- **Work to be completed**
Gather up every line that includes the string "تعداد".

- **Records to use**
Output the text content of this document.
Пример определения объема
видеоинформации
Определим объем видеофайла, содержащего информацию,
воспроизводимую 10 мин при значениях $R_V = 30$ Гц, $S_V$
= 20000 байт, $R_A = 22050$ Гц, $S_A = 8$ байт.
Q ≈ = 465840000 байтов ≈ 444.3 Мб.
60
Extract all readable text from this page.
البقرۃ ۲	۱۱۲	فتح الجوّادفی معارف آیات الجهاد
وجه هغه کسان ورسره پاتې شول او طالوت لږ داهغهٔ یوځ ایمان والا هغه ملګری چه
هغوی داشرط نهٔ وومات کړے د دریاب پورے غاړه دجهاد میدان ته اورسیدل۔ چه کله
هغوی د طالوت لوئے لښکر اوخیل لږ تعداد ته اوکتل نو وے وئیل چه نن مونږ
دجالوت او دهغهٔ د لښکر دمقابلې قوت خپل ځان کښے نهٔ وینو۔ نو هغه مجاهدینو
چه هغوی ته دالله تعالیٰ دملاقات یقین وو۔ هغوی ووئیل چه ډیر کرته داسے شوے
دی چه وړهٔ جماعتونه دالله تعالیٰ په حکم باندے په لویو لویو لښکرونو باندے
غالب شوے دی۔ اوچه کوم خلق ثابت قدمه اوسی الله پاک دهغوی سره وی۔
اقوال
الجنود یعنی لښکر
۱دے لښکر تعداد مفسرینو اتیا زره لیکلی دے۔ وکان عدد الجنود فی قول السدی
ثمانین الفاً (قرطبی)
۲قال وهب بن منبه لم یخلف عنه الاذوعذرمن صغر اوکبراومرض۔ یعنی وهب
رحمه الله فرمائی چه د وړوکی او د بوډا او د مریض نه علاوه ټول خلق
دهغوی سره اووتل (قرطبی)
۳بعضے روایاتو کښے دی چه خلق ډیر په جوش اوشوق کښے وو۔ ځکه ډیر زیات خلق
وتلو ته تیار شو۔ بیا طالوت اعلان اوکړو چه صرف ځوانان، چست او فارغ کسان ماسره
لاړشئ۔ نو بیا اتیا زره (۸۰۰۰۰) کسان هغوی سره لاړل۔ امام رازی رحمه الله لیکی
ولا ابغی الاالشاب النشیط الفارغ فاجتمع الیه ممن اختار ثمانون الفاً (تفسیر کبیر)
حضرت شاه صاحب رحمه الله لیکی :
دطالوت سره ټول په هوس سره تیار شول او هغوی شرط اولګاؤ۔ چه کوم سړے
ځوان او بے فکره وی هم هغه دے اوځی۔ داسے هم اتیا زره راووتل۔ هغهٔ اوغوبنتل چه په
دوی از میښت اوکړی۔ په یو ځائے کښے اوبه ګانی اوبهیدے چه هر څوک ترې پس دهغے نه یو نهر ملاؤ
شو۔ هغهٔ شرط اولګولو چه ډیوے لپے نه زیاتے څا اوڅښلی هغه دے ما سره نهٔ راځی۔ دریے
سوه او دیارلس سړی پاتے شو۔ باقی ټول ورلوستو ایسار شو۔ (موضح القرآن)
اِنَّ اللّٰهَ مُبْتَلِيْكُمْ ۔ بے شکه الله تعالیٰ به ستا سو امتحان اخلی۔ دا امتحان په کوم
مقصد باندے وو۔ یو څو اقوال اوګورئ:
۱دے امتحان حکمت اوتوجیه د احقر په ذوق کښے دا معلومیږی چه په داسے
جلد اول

- **The answer**
هغوی د طالوت لوئے لښکر اوخیل لږ تعداد ته اوکتل نو وے وئیل چه نن مونږ
۱دے لښکر تعداد مفسرینو اتیا زره لیکلی دے۔ وکان عدد الجنود فی قول السدی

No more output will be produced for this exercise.